Items from a data source
########################################
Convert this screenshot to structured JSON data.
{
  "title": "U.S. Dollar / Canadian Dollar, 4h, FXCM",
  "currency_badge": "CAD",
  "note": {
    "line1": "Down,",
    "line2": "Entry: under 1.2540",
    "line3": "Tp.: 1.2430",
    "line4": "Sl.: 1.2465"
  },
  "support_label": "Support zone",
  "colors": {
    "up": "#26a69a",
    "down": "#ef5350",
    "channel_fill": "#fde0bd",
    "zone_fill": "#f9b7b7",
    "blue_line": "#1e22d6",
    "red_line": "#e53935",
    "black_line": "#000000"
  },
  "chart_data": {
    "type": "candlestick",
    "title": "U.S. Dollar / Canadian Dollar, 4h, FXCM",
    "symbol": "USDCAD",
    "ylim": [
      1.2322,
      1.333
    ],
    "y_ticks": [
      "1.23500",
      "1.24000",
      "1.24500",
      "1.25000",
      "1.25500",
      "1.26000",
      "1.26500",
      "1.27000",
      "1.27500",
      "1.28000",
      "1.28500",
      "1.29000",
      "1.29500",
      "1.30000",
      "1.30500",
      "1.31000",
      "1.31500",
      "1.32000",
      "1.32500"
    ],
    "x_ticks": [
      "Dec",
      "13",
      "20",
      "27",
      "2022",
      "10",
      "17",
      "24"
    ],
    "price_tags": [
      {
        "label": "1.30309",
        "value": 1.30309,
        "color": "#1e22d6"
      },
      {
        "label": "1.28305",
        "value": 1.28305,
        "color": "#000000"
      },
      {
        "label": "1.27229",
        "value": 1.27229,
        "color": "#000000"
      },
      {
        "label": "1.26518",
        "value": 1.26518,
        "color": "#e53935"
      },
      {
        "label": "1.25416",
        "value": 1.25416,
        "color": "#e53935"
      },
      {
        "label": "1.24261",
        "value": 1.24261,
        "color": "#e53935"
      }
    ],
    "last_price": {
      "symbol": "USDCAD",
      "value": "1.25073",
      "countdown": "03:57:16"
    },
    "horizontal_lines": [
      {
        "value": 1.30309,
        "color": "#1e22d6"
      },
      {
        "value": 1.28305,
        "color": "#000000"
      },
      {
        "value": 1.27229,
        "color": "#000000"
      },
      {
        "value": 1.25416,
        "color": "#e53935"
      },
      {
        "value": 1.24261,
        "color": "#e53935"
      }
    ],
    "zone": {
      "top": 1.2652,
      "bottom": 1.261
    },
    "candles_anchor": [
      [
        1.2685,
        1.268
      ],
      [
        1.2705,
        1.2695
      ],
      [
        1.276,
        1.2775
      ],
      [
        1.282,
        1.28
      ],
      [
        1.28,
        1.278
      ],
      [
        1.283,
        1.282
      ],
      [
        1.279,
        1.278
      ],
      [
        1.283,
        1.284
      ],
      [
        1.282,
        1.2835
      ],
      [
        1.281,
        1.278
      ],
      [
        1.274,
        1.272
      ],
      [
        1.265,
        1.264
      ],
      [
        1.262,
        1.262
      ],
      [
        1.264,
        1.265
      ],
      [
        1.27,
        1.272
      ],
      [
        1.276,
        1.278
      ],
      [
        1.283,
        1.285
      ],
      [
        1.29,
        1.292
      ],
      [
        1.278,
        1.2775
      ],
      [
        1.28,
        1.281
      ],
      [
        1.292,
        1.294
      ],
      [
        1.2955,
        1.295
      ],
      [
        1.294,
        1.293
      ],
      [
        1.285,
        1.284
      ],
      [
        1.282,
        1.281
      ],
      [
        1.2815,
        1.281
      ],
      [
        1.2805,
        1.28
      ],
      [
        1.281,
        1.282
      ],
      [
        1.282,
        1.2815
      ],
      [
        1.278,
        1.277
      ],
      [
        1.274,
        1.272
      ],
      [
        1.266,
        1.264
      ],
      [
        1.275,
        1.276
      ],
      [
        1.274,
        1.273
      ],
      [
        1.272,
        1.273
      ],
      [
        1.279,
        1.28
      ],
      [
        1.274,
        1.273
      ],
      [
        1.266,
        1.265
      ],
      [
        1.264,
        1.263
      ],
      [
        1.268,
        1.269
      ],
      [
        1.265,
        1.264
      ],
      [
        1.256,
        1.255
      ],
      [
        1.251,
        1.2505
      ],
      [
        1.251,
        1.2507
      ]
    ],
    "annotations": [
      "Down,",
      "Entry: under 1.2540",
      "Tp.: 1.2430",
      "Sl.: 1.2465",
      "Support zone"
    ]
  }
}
########################################
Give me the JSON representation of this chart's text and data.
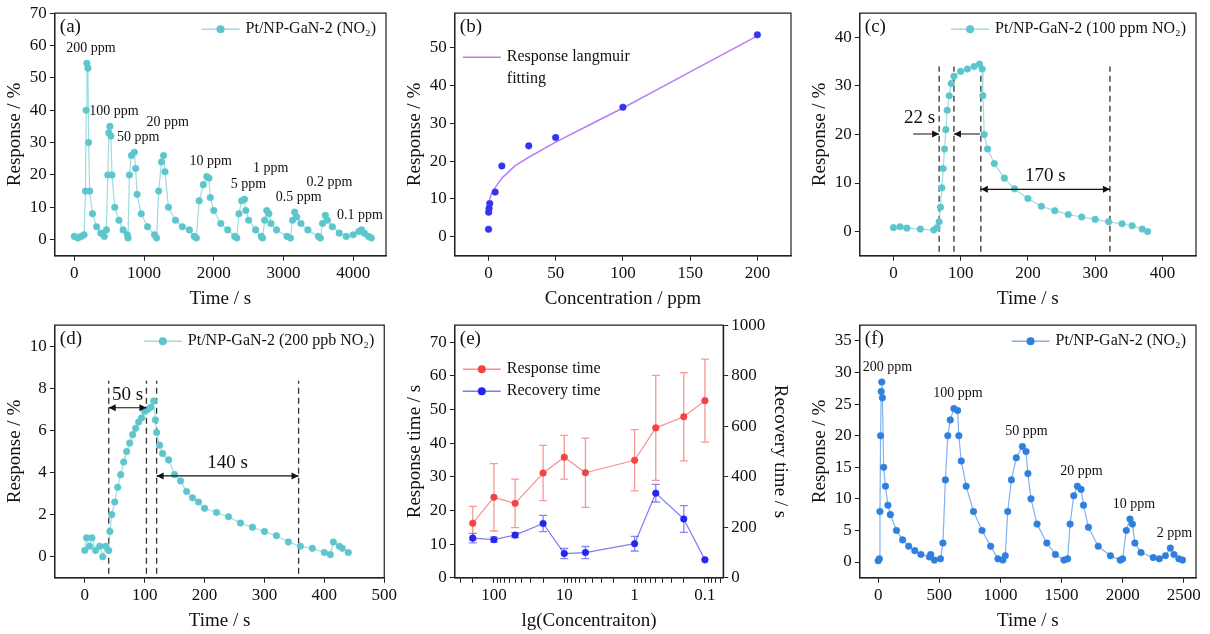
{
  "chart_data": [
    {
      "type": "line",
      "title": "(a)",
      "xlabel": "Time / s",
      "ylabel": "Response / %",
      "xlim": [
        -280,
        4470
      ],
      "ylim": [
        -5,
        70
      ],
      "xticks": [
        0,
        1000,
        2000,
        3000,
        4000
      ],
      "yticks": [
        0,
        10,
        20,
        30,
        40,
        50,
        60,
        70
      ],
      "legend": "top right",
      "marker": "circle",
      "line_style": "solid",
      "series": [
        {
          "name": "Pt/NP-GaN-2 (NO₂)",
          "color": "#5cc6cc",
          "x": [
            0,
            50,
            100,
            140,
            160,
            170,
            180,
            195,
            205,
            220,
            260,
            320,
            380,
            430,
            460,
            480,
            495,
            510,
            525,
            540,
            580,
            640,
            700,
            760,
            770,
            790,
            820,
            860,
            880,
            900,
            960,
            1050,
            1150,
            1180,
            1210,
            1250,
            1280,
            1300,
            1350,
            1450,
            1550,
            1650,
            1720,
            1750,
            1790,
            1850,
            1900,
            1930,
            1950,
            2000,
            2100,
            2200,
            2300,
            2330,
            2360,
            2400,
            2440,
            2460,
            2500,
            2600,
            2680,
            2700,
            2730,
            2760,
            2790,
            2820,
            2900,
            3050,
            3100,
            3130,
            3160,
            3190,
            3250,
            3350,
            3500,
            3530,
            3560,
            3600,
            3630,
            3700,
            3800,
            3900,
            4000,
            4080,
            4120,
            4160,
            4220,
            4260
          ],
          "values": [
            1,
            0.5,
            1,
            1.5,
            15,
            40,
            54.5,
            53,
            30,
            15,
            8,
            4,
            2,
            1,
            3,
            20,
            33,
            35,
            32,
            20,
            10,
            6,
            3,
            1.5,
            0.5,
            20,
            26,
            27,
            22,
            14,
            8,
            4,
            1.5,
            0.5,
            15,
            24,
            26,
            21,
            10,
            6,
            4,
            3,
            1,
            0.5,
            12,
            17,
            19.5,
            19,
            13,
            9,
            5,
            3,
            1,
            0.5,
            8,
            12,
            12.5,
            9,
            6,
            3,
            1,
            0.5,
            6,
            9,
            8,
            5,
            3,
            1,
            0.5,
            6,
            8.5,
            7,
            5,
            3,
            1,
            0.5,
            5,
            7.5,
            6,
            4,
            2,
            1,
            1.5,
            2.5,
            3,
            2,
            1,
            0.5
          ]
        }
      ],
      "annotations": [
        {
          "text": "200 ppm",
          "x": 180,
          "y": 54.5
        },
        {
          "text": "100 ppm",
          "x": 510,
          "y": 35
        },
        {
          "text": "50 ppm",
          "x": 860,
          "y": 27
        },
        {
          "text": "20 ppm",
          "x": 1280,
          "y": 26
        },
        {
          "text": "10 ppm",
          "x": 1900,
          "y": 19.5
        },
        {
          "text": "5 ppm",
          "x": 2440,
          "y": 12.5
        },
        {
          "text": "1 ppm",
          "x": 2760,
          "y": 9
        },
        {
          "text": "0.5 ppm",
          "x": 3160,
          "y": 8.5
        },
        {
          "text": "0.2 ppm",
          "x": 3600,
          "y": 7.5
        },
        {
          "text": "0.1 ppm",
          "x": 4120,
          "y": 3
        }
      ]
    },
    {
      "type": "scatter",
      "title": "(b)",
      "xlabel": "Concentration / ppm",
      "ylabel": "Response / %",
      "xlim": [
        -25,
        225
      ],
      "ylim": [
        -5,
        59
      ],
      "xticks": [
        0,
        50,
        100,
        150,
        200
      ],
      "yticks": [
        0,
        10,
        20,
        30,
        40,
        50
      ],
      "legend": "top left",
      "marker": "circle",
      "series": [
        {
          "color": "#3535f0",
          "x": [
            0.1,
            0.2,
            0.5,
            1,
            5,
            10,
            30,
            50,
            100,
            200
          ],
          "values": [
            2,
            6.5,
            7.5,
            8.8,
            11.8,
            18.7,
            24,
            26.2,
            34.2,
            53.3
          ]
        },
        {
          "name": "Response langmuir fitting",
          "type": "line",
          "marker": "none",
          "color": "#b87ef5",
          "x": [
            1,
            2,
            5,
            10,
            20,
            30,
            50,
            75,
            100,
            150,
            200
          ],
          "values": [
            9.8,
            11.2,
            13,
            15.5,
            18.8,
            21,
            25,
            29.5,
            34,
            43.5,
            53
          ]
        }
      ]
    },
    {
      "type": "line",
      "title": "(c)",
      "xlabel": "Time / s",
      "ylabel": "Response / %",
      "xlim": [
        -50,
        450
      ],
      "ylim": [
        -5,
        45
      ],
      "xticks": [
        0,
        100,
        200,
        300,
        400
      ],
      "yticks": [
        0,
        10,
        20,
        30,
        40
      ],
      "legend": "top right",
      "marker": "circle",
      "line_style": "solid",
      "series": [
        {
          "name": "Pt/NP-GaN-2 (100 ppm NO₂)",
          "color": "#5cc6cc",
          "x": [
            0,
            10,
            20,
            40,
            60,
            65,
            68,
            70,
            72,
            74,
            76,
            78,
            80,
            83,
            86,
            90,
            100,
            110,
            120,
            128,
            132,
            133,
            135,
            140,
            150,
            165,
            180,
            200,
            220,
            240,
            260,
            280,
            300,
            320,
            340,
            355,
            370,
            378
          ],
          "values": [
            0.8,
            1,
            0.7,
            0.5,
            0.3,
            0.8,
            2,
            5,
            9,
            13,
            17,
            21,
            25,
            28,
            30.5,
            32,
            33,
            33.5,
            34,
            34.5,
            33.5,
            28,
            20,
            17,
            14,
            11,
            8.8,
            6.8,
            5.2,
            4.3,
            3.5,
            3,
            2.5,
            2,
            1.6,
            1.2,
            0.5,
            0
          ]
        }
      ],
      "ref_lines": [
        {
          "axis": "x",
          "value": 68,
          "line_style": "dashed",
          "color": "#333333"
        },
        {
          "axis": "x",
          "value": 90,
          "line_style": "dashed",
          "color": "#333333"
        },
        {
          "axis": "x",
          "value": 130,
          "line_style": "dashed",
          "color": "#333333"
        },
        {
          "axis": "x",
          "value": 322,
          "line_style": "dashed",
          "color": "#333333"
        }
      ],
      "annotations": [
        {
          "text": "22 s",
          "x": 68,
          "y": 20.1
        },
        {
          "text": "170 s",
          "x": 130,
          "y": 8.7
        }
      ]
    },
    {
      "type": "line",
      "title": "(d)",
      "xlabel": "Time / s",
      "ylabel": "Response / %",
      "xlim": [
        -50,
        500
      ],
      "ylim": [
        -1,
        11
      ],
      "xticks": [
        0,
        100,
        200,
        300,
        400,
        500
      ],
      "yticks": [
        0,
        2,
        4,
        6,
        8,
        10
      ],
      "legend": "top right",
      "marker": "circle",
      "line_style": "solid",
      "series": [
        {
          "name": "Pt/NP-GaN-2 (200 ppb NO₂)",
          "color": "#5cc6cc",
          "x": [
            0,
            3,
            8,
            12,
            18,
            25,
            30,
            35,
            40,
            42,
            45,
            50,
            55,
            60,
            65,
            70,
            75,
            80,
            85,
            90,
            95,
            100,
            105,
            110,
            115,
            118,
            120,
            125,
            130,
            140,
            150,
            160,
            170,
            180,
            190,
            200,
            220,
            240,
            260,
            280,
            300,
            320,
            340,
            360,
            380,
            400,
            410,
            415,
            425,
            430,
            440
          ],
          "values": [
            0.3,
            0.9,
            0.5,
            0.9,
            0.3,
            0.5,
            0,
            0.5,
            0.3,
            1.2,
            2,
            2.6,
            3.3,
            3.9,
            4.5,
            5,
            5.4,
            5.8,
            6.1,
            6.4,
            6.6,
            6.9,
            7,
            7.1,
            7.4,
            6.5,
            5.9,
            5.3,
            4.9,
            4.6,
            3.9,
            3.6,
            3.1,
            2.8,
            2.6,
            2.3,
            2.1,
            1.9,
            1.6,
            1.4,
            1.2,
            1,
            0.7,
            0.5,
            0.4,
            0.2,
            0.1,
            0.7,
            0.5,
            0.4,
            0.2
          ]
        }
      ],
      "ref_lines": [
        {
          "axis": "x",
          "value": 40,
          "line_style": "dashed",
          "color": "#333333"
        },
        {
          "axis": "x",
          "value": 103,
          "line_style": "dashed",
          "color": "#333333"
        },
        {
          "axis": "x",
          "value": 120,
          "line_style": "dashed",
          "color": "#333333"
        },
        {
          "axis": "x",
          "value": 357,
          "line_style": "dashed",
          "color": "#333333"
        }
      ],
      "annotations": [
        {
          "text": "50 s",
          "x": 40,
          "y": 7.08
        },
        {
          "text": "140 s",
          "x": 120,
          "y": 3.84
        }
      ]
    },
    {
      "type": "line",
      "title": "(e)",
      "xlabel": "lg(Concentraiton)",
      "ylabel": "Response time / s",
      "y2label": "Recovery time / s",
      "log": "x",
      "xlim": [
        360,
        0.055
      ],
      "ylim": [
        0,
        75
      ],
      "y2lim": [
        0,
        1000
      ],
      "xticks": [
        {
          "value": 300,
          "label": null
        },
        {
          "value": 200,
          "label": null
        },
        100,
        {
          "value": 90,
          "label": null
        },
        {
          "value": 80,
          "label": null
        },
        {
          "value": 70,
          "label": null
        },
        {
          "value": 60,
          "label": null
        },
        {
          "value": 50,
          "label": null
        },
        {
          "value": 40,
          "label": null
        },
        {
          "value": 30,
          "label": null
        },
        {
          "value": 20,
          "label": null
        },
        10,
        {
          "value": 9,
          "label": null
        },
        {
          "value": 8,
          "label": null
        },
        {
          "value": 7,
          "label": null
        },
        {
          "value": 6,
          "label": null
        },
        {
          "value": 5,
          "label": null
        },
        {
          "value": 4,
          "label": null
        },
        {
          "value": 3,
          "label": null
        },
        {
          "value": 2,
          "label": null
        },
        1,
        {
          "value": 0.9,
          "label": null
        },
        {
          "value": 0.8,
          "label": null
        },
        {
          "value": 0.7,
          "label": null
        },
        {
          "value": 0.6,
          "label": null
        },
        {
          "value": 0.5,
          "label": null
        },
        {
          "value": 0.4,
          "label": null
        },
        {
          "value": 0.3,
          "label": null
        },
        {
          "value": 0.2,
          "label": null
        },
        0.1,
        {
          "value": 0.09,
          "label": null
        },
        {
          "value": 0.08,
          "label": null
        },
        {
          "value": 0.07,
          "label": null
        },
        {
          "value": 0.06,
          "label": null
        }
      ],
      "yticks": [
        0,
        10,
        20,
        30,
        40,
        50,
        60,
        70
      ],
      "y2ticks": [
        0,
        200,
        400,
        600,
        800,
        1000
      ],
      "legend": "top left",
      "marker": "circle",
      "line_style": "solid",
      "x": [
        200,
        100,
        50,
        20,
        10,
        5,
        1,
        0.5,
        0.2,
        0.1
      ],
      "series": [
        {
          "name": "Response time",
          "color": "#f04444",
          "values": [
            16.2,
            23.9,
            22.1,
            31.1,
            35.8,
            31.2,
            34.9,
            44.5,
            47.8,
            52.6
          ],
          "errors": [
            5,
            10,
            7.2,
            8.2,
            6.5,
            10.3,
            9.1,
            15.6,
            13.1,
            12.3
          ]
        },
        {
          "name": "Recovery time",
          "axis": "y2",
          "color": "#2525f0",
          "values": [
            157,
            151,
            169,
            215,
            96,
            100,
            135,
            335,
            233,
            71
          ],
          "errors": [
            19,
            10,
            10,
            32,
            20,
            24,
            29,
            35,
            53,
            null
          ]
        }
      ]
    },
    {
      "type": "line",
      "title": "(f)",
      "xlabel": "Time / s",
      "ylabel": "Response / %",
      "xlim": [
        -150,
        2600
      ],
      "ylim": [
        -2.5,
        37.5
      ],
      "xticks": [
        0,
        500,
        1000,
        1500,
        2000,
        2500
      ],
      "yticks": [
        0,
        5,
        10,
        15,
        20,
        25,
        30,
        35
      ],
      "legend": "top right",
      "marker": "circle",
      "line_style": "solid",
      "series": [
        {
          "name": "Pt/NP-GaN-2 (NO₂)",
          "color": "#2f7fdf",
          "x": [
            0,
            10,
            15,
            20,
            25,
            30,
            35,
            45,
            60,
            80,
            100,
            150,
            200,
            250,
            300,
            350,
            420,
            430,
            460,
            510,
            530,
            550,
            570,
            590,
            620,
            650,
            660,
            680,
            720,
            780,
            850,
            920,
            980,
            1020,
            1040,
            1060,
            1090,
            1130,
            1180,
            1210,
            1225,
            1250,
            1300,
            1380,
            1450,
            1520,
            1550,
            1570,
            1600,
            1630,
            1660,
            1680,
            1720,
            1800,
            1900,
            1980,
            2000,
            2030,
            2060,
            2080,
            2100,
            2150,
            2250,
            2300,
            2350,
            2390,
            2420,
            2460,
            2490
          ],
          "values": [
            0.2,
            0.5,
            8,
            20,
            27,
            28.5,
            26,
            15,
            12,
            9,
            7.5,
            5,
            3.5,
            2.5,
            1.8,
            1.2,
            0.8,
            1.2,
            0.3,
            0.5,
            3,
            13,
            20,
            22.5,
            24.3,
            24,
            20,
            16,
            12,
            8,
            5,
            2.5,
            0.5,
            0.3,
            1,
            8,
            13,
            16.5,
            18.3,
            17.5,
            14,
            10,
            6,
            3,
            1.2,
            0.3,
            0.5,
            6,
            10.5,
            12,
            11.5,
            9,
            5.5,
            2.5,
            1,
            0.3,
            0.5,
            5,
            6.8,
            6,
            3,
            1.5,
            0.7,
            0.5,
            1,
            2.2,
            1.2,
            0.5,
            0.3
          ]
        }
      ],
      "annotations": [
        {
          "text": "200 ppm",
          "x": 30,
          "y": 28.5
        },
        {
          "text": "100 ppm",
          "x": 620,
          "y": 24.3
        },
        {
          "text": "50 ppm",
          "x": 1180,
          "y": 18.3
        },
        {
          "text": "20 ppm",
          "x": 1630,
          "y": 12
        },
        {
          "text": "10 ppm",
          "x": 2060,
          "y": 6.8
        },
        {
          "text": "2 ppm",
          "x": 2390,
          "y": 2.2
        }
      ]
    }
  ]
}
########################################
## PROBLEM STATEMENT
Give the count of lines in the data shown above that contain "under", and nothing else.

## EXERCISE ANSWER
2